[Records with labeled boxes]
=-=-=-=-=
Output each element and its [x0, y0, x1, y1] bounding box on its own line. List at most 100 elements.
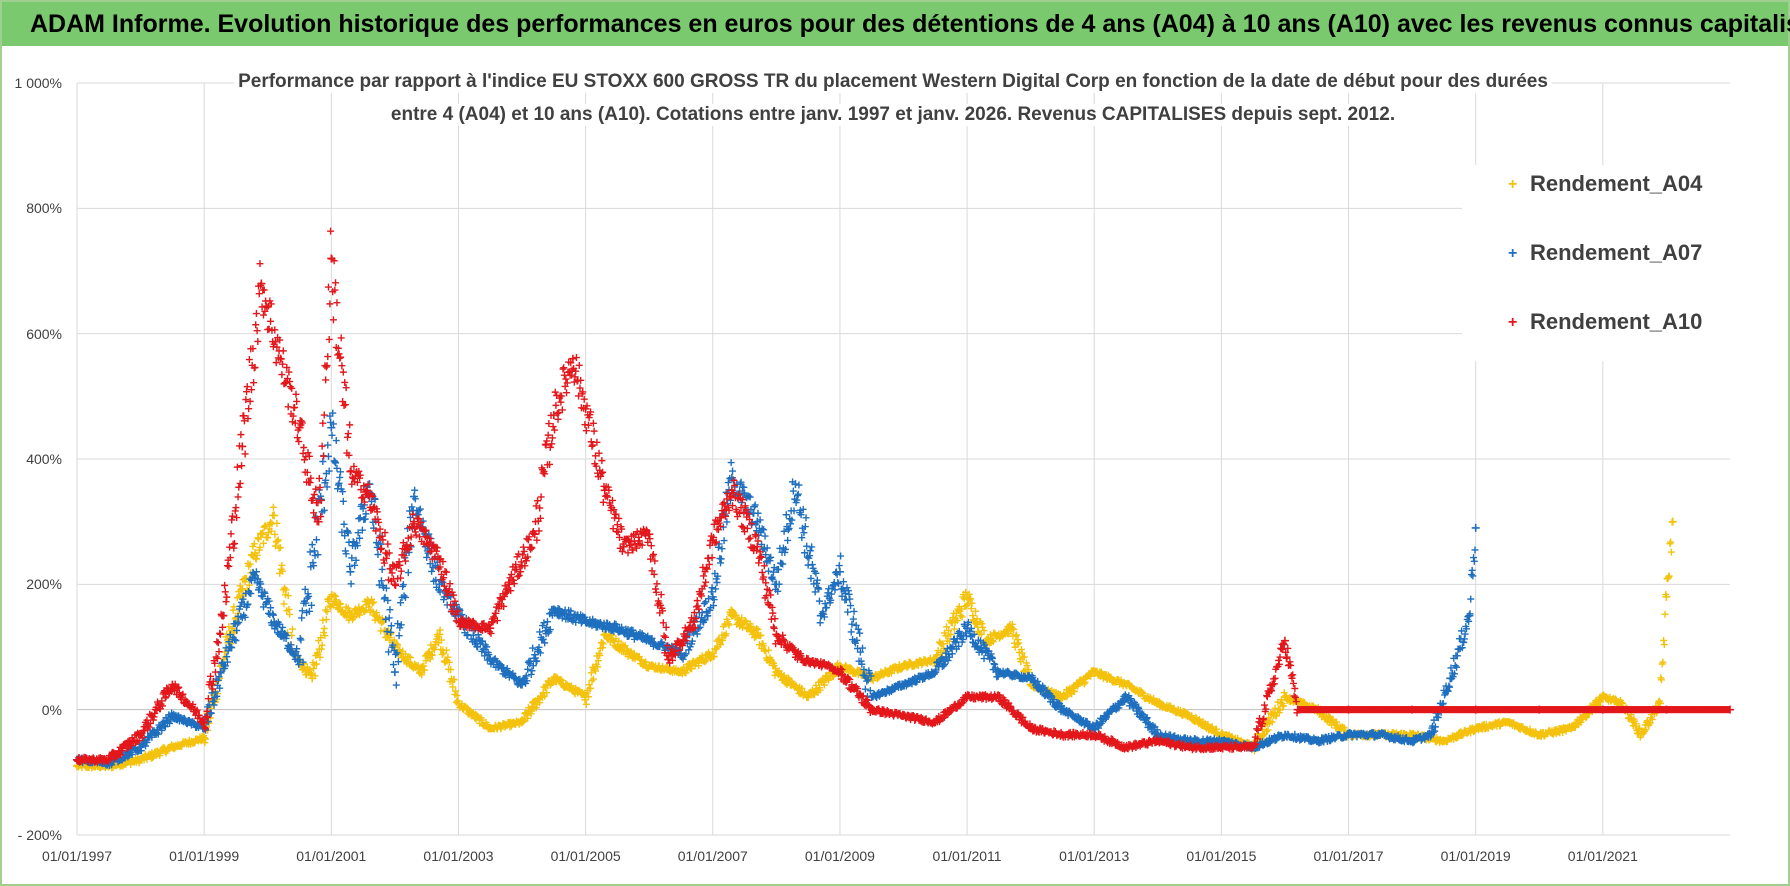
data-point: [478, 716, 486, 724]
data-point: [861, 685, 869, 693]
data-point: [390, 668, 399, 677]
data-point: [615, 637, 623, 645]
data-point: [990, 660, 998, 668]
data-point: [397, 599, 405, 607]
data-point: [269, 511, 277, 519]
data-point: [238, 462, 246, 470]
data-point: [225, 562, 233, 570]
data-point: [722, 630, 730, 638]
data-point: [581, 696, 589, 704]
data-point: [702, 656, 710, 664]
data-point: [250, 379, 258, 387]
data-point: [368, 599, 376, 607]
data-point: [313, 649, 321, 657]
data-point: [292, 390, 300, 398]
data-point: [541, 692, 549, 700]
data-point: [596, 651, 604, 659]
data-point: [312, 536, 320, 544]
data-point: [741, 617, 749, 625]
data-point: [306, 479, 314, 487]
data-point: [222, 598, 230, 606]
data-point: [324, 353, 332, 361]
data-point: [682, 669, 690, 677]
data-point: [267, 317, 275, 325]
data-point: [385, 648, 393, 656]
data-point: [837, 552, 845, 560]
data-point: [405, 653, 413, 661]
data-point: [384, 540, 392, 548]
data-point: [528, 667, 536, 675]
data-point: [332, 279, 340, 287]
data-point: [418, 671, 426, 679]
data-point: [230, 544, 238, 552]
data-point: [732, 612, 740, 620]
data-point: [708, 584, 716, 592]
data-point: [250, 540, 258, 548]
data-point: [434, 633, 442, 641]
data-point: [594, 657, 602, 665]
data-point: [411, 486, 419, 494]
data-point: [701, 658, 709, 666]
data-point: [284, 403, 292, 411]
data-point: [338, 362, 346, 370]
data-point: [253, 551, 261, 559]
data-point: [835, 562, 843, 570]
data-point: [320, 629, 328, 637]
data-point: [449, 683, 457, 691]
data-point: [447, 666, 455, 674]
data-point: [291, 403, 299, 411]
data-point: [223, 593, 231, 601]
data-point: [346, 562, 354, 570]
data-point: [227, 530, 235, 538]
data-point: [582, 700, 590, 708]
data-point: [346, 421, 354, 429]
data-point: [252, 310, 260, 318]
data-point: [589, 675, 597, 683]
data-point: [636, 656, 644, 664]
data-point: [1666, 540, 1674, 548]
data-point: [529, 644, 537, 652]
data-point: [233, 463, 241, 471]
data-point: [336, 473, 344, 481]
data-point: [844, 608, 852, 616]
data-point: [297, 636, 305, 644]
data-point: [562, 375, 570, 383]
data-point: [527, 670, 535, 678]
data-point: [356, 514, 364, 522]
data-point: [635, 653, 643, 661]
data-point: [216, 629, 224, 637]
data-point: [327, 227, 335, 235]
data-point: [311, 672, 319, 680]
data-point: [221, 588, 229, 596]
data-point: [1470, 557, 1478, 565]
data-point: [340, 520, 348, 528]
data-point: [344, 604, 352, 612]
data-point: [323, 608, 331, 616]
data-point: [280, 600, 288, 608]
data-point: [782, 511, 790, 519]
data-point: [559, 365, 567, 373]
data-point: [760, 642, 768, 650]
data-point: [223, 630, 231, 638]
data-point: [420, 662, 428, 670]
data-point: [231, 540, 239, 548]
data-point: [795, 481, 803, 489]
data-point: [237, 431, 245, 439]
data-point: [406, 654, 414, 662]
data-point: [717, 559, 725, 567]
data-point: [520, 716, 528, 724]
data-point: [254, 337, 262, 345]
data-point: [246, 560, 254, 568]
data-point: [395, 632, 403, 640]
data-point: [392, 582, 400, 590]
data-point: [753, 625, 761, 633]
data-point: [274, 536, 282, 544]
data-point: [322, 616, 330, 624]
data-point: [346, 567, 355, 576]
data-point: [584, 693, 592, 701]
data-point: [536, 699, 544, 707]
data-point: [506, 723, 514, 731]
data-point: [588, 677, 596, 685]
data-point: [300, 444, 308, 452]
data-point: [539, 469, 547, 477]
=-=-=-=-=
- Required work -
Copy every line of the records above word for word, leaving out the pictures.

- Complete answer -
Output each element and its [x0, y0, x1, y1] bounding box on its own line. List at most 100 elements.
data-point: [478, 716, 486, 724]
data-point: [861, 685, 869, 693]
data-point: [390, 668, 399, 677]
data-point: [615, 637, 623, 645]
data-point: [990, 660, 998, 668]
data-point: [397, 599, 405, 607]
data-point: [269, 511, 277, 519]
data-point: [238, 462, 246, 470]
data-point: [225, 562, 233, 570]
data-point: [722, 630, 730, 638]
data-point: [581, 696, 589, 704]
data-point: [702, 656, 710, 664]
data-point: [250, 379, 258, 387]
data-point: [368, 599, 376, 607]
data-point: [313, 649, 321, 657]
data-point: [292, 390, 300, 398]
data-point: [541, 692, 549, 700]
data-point: [596, 651, 604, 659]
data-point: [312, 536, 320, 544]
data-point: [741, 617, 749, 625]
data-point: [306, 479, 314, 487]
data-point: [222, 598, 230, 606]
data-point: [324, 353, 332, 361]
data-point: [682, 669, 690, 677]
data-point: [267, 317, 275, 325]
data-point: [385, 648, 393, 656]
data-point: [837, 552, 845, 560]
data-point: [405, 653, 413, 661]
data-point: [384, 540, 392, 548]
data-point: [528, 667, 536, 675]
data-point: [332, 279, 340, 287]
data-point: [418, 671, 426, 679]
data-point: [230, 544, 238, 552]
data-point: [732, 612, 740, 620]
data-point: [708, 584, 716, 592]
data-point: [250, 540, 258, 548]
data-point: [434, 633, 442, 641]
data-point: [594, 657, 602, 665]
data-point: [411, 486, 419, 494]
data-point: [701, 658, 709, 666]
data-point: [284, 403, 292, 411]
data-point: [338, 362, 346, 370]
data-point: [253, 551, 261, 559]
data-point: [835, 562, 843, 570]
data-point: [320, 629, 328, 637]
data-point: [449, 683, 457, 691]
data-point: [447, 666, 455, 674]
data-point: [291, 403, 299, 411]
data-point: [223, 593, 231, 601]
data-point: [346, 562, 354, 570]
data-point: [227, 530, 235, 538]
data-point: [582, 700, 590, 708]
data-point: [346, 421, 354, 429]
data-point: [252, 310, 260, 318]
data-point: [589, 675, 597, 683]
data-point: [636, 656, 644, 664]
data-point: [1666, 540, 1674, 548]
data-point: [529, 644, 537, 652]
data-point: [233, 463, 241, 471]
data-point: [336, 473, 344, 481]
data-point: [844, 608, 852, 616]
data-point: [297, 636, 305, 644]
data-point: [562, 375, 570, 383]
data-point: [527, 670, 535, 678]
data-point: [356, 514, 364, 522]
data-point: [635, 653, 643, 661]
data-point: [216, 629, 224, 637]
data-point: [327, 227, 335, 235]
data-point: [311, 672, 319, 680]
data-point: [221, 588, 229, 596]
data-point: [1470, 557, 1478, 565]
data-point: [340, 520, 348, 528]
data-point: [344, 604, 352, 612]
data-point: [323, 608, 331, 616]
data-point: [280, 600, 288, 608]
data-point: [782, 511, 790, 519]
data-point: [559, 365, 567, 373]
data-point: [760, 642, 768, 650]
data-point: [223, 630, 231, 638]
data-point: [420, 662, 428, 670]
data-point: [231, 540, 239, 548]
data-point: [795, 481, 803, 489]
data-point: [237, 431, 245, 439]
data-point: [406, 654, 414, 662]
data-point: [717, 559, 725, 567]
data-point: [520, 716, 528, 724]
data-point: [254, 337, 262, 345]
data-point: [246, 560, 254, 568]
data-point: [395, 632, 403, 640]
data-point: [392, 582, 400, 590]
data-point: [753, 625, 761, 633]
data-point: [274, 536, 282, 544]
data-point: [322, 616, 330, 624]
data-point: [346, 567, 355, 576]
data-point: [584, 693, 592, 701]
data-point: [536, 699, 544, 707]
data-point: [506, 723, 514, 731]
data-point: [588, 677, 596, 685]
data-point: [300, 444, 308, 452]
data-point: [539, 469, 547, 477]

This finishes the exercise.